* Requirement *
Extract and list every line that contains the word "dalam".

══ Source data ══

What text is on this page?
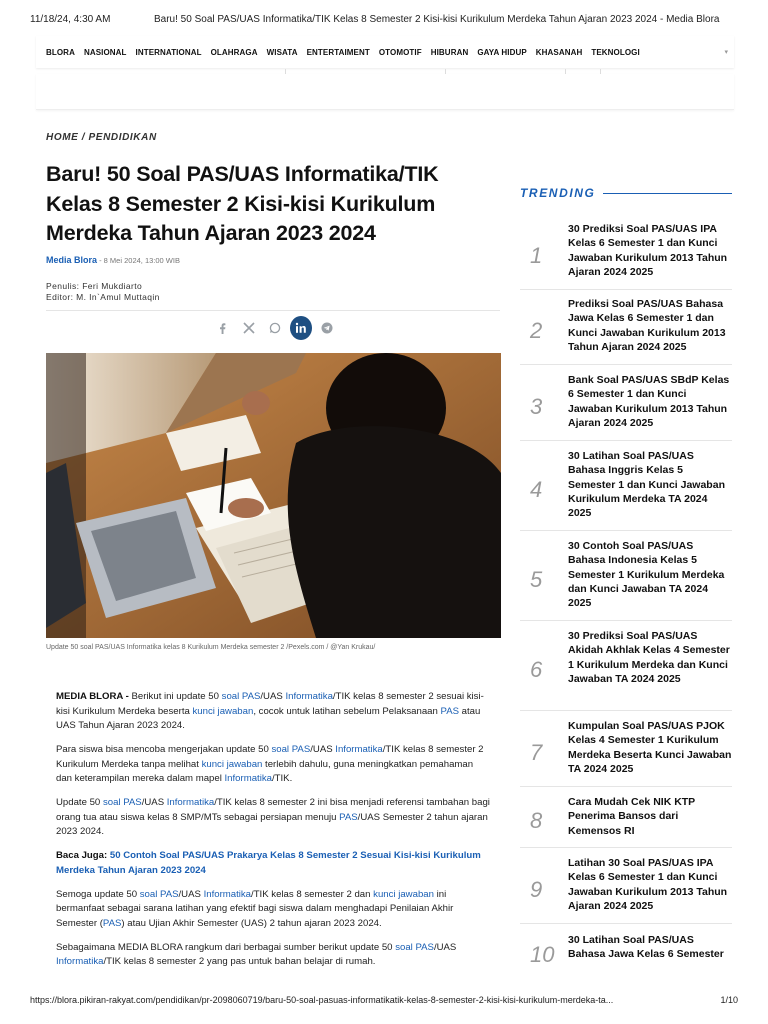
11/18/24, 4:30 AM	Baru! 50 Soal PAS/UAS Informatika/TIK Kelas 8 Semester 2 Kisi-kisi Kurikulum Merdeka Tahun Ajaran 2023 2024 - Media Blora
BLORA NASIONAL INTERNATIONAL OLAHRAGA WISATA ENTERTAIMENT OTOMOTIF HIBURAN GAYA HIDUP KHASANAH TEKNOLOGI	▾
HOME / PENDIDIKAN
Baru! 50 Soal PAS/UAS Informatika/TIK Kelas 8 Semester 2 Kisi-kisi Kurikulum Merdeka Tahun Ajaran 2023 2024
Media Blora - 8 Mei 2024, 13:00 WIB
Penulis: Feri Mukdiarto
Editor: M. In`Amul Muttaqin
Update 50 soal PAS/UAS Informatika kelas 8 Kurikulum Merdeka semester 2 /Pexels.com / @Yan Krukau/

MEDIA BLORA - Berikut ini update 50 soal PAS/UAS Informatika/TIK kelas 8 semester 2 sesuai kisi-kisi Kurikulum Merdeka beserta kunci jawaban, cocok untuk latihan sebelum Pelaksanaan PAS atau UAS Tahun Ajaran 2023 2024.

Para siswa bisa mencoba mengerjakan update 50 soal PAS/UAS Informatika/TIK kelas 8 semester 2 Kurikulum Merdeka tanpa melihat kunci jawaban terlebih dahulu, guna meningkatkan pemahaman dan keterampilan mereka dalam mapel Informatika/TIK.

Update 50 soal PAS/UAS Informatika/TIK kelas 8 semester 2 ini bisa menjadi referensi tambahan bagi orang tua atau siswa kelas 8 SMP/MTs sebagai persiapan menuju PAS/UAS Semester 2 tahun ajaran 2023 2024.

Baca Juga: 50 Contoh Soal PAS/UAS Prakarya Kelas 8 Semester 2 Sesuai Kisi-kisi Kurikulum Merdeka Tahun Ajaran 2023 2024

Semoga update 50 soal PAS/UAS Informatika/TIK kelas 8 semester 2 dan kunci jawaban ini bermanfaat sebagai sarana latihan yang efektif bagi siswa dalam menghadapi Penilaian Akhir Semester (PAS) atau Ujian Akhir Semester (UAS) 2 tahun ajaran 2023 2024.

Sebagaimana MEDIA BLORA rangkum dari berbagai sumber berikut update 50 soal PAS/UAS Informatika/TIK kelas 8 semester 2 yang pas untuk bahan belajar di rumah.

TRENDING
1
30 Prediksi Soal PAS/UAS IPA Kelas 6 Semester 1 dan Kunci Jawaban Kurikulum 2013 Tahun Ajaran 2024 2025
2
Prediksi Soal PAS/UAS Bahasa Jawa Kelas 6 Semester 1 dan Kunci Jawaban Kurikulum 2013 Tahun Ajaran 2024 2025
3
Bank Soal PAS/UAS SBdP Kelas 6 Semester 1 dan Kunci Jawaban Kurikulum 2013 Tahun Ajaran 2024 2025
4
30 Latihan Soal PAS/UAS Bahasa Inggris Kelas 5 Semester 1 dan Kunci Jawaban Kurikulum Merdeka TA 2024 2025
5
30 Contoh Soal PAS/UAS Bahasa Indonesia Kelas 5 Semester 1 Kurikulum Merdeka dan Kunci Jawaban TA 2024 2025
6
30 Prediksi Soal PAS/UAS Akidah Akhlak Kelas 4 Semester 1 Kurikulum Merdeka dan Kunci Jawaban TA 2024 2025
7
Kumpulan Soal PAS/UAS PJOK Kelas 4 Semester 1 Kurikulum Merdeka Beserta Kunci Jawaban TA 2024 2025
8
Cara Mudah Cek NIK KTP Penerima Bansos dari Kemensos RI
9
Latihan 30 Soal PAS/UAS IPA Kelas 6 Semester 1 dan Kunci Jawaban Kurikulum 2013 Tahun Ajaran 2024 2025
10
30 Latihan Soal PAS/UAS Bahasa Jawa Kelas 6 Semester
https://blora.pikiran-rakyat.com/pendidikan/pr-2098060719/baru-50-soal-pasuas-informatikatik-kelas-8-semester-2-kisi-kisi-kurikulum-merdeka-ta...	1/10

═══
══ Source data ══

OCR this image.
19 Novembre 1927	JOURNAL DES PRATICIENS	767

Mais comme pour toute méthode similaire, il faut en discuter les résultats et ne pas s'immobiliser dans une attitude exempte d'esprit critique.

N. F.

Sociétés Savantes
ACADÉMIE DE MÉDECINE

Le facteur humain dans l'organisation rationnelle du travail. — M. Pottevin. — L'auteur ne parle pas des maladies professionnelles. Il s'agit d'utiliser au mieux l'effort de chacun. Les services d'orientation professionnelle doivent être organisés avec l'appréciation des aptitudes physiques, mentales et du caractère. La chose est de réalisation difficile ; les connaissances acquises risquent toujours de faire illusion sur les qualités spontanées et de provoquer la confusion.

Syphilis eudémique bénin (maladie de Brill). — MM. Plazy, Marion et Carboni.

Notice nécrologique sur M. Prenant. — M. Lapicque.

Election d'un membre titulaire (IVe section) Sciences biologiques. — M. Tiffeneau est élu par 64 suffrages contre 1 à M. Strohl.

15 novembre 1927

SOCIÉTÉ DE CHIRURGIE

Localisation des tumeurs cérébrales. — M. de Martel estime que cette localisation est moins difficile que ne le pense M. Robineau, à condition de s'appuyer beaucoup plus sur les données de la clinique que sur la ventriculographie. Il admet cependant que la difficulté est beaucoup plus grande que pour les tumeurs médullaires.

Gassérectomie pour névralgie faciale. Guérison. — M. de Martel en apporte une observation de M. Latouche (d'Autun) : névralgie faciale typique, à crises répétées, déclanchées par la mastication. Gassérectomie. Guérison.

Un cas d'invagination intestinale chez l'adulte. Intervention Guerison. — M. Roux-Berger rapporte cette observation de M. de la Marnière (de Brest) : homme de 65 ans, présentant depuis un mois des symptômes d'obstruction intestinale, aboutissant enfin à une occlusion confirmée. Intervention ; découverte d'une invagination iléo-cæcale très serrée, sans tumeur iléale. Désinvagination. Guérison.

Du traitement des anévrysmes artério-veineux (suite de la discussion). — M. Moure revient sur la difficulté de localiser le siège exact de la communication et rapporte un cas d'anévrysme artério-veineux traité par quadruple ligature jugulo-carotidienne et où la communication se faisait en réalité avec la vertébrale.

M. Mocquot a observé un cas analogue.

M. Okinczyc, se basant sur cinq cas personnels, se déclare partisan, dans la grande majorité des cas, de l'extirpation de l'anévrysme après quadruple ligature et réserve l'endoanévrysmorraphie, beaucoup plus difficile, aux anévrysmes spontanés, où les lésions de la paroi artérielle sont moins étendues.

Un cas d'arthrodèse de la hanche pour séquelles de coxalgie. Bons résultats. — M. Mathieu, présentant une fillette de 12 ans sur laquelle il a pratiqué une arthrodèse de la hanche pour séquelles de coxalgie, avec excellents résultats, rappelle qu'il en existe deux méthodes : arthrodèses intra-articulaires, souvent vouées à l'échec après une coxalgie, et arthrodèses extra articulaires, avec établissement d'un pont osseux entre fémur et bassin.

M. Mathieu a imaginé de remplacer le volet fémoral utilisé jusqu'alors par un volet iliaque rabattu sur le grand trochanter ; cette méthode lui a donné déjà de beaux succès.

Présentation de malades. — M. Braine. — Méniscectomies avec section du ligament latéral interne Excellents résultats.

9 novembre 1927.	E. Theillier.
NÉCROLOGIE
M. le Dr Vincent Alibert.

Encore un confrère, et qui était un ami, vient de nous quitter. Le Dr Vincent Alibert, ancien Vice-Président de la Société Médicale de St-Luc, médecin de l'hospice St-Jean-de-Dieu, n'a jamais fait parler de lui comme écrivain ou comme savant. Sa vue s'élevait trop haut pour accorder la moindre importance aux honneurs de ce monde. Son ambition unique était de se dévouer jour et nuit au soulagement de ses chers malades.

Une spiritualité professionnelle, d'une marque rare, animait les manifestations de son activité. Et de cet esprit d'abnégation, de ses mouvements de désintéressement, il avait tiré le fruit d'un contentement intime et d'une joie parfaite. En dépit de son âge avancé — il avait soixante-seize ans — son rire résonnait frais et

═══

* Exercise response *
Para siswa bisa mencoba mengerjakan update 50 soal PAS/UAS Informatika/TIK kelas 8 semester 2 Kurikulum Merdeka tanpa melihat kunci jawaban terlebih dahulu, guna meningkatkan pemahaman dan keterampilan mereka dalam mapel Informatika/TIK.
Semoga update 50 soal PAS/UAS Informatika/TIK kelas 8 semester 2 dan kunci jawaban ini bermanfaat sebagai sarana latihan yang efektif bagi siswa dalam menghadapi Penilaian Akhir Semester (PAS) atau Ujian Akhir Semester (UAS) 2 tahun ajaran 2023 2024.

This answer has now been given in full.